Report the count of lines that carry the string "JSON", and add nothing.

━━━━━━━━━━━━━━━━━━━━━━━━━━━━━━

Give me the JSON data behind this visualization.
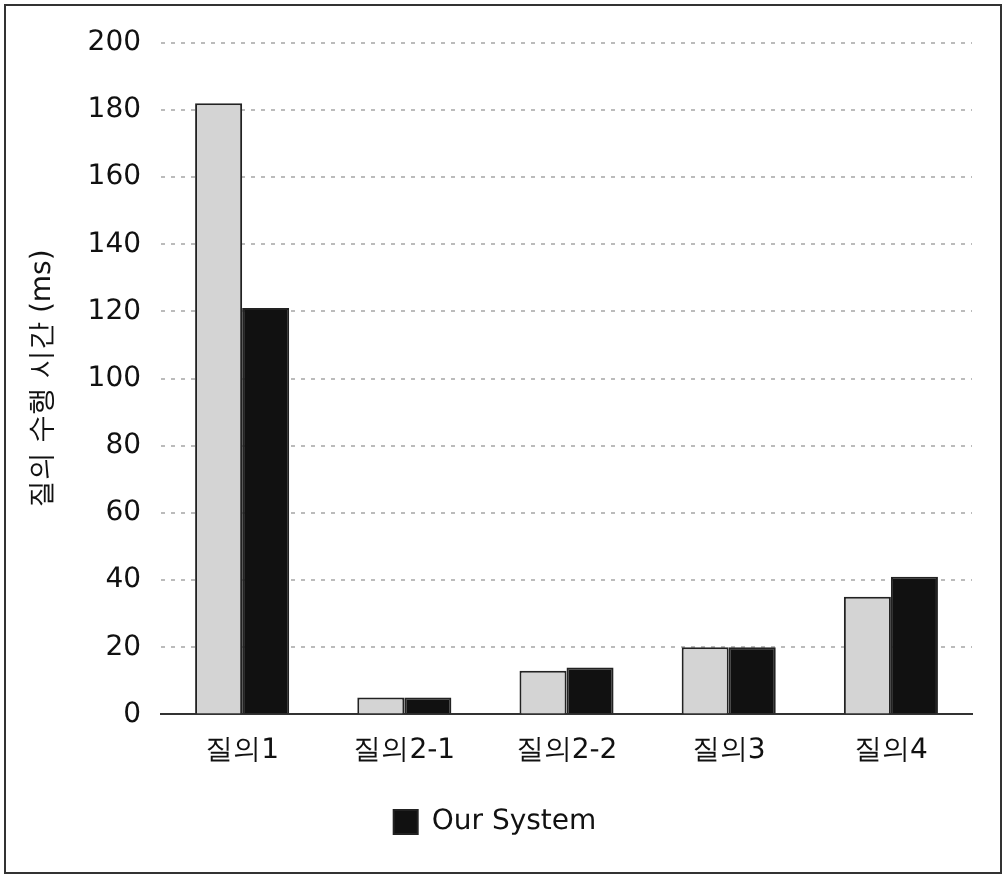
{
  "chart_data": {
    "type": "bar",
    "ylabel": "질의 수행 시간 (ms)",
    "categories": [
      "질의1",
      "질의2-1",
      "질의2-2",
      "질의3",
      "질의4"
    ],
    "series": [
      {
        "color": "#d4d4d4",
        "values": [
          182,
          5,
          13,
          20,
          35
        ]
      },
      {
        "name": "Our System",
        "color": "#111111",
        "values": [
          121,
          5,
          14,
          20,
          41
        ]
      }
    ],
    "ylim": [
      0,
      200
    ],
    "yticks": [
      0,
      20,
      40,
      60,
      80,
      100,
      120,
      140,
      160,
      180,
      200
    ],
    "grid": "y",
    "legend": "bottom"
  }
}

━━━━━━━━━━━━━━━━━━━━━━━━━━━━━━

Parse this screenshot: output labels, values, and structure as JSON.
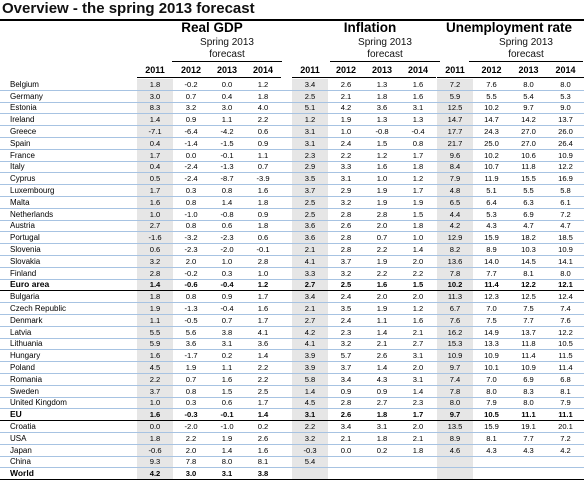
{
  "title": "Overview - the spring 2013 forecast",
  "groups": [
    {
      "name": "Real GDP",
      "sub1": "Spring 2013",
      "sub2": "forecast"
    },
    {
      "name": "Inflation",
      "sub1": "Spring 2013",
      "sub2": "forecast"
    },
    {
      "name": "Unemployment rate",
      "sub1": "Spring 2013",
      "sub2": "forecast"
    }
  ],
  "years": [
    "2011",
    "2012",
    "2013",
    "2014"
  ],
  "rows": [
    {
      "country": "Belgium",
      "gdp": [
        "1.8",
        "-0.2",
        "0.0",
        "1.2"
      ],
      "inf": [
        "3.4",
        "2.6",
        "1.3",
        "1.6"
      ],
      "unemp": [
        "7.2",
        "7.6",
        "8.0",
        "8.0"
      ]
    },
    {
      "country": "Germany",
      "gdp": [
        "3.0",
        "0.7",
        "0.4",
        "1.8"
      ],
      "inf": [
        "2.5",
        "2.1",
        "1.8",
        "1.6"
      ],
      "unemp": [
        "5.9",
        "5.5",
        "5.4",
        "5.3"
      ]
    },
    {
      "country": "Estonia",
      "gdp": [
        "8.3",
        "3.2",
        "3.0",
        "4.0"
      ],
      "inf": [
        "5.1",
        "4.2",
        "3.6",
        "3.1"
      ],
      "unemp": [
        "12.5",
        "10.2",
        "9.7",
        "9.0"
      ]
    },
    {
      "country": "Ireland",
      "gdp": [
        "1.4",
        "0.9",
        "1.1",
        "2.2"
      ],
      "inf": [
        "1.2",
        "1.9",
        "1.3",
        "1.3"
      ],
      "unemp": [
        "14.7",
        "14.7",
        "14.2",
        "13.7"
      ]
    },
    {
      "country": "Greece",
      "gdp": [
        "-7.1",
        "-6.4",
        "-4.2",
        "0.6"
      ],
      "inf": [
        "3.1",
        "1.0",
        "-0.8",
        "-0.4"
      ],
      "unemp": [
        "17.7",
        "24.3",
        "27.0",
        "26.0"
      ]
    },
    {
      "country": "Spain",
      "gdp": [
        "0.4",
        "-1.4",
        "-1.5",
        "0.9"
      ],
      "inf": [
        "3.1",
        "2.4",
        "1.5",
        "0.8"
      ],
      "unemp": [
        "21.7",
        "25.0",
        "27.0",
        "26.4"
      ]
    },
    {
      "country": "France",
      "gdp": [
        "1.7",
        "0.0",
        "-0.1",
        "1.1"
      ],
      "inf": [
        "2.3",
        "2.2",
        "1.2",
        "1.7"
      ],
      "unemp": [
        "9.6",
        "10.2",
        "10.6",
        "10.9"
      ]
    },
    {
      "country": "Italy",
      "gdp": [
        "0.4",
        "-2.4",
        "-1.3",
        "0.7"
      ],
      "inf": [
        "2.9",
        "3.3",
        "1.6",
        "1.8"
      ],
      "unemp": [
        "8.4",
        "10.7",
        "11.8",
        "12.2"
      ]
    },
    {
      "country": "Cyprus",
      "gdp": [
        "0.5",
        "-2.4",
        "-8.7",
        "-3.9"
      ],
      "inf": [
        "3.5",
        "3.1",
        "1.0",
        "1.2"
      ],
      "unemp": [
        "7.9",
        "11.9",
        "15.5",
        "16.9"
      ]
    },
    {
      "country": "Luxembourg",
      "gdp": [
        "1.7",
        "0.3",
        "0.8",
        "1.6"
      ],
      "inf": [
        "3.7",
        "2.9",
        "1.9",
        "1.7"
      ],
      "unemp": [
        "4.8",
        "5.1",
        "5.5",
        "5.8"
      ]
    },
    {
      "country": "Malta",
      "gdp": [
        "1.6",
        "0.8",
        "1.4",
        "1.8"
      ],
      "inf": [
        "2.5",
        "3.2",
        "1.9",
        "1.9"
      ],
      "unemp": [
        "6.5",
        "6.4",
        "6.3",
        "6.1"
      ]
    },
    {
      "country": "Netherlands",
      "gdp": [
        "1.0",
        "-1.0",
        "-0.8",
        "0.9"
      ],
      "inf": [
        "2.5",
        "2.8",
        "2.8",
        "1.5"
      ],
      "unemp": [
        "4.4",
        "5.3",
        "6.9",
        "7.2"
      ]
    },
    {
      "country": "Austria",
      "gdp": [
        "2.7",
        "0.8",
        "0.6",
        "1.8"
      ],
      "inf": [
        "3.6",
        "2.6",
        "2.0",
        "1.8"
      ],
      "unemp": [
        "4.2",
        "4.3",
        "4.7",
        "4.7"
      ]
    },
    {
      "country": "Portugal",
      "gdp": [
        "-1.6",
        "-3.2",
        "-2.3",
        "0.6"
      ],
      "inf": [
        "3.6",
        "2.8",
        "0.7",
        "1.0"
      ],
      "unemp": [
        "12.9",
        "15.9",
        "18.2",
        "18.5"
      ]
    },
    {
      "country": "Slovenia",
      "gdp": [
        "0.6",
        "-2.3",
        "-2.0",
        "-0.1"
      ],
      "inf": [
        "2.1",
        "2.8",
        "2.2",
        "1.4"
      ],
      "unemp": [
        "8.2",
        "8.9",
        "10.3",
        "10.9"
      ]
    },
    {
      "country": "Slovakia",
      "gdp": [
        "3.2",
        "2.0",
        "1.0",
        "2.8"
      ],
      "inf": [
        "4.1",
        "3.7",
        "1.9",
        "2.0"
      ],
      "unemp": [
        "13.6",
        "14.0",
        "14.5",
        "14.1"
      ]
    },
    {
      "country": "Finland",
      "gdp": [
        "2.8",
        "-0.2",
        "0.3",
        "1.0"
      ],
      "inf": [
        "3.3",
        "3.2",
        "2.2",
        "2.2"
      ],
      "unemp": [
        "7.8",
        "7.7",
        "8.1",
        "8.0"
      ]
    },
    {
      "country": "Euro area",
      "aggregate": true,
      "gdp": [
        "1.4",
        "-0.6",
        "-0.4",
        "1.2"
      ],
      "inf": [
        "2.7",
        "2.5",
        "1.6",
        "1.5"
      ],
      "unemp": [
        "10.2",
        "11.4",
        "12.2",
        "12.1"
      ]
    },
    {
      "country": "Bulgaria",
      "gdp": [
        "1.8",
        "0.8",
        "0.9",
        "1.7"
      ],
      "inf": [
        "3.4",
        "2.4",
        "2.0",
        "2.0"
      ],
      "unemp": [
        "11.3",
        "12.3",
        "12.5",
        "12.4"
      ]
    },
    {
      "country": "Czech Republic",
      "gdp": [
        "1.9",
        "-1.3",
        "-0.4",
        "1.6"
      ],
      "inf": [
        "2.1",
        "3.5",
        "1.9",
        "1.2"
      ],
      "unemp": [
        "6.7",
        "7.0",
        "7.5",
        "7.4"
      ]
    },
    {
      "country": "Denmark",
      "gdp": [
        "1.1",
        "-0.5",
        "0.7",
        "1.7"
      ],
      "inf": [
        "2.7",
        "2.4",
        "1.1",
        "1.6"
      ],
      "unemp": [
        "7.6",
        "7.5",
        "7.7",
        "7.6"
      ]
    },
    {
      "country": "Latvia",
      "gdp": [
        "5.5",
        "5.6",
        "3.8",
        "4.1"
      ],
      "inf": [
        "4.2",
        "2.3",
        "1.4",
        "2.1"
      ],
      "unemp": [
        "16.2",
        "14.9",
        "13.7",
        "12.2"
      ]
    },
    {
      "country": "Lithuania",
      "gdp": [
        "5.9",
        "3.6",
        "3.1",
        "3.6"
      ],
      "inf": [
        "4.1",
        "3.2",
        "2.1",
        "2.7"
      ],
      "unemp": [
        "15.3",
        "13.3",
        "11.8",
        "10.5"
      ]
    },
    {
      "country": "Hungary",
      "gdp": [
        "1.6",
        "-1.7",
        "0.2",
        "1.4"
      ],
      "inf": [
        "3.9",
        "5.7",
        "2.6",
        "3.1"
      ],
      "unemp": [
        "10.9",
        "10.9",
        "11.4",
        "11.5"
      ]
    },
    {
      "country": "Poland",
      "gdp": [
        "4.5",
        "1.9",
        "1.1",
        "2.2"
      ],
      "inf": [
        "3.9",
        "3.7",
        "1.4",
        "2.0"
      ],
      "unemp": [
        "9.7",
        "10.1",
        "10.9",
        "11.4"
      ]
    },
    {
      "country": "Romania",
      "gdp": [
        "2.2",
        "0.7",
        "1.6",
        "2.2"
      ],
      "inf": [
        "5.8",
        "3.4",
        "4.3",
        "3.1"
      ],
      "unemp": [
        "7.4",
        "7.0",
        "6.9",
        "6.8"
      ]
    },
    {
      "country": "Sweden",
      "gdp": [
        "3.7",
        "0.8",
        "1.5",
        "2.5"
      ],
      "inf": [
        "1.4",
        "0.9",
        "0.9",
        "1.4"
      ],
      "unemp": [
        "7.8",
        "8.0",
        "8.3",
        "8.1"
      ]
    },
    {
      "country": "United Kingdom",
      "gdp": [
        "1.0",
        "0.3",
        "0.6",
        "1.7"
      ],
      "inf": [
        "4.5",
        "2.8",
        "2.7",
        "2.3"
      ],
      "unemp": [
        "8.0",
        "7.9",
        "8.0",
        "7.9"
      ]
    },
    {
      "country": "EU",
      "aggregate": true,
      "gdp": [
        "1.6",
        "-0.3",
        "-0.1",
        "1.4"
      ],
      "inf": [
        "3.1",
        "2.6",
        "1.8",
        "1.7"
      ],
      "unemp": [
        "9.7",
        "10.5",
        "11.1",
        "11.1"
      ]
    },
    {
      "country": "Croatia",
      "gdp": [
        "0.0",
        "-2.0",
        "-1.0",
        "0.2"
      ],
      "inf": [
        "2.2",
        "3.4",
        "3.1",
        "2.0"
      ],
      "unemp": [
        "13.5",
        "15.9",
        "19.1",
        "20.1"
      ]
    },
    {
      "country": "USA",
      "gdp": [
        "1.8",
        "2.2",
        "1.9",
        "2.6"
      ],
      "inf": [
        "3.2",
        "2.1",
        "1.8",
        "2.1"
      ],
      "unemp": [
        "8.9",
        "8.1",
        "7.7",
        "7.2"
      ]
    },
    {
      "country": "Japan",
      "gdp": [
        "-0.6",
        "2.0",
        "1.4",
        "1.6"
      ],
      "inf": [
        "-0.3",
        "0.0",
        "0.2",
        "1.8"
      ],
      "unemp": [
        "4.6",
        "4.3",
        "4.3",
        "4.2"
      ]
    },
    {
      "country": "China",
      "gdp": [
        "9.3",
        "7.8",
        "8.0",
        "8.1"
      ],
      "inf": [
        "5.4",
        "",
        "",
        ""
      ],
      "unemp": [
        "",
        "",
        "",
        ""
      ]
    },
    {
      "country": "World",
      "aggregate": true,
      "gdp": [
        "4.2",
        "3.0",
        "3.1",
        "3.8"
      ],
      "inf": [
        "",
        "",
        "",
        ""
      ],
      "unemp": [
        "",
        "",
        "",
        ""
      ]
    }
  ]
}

━━━━━━━━━━━━━━━━━━━━━━━━━━━━━━

**Finished exercise:** 2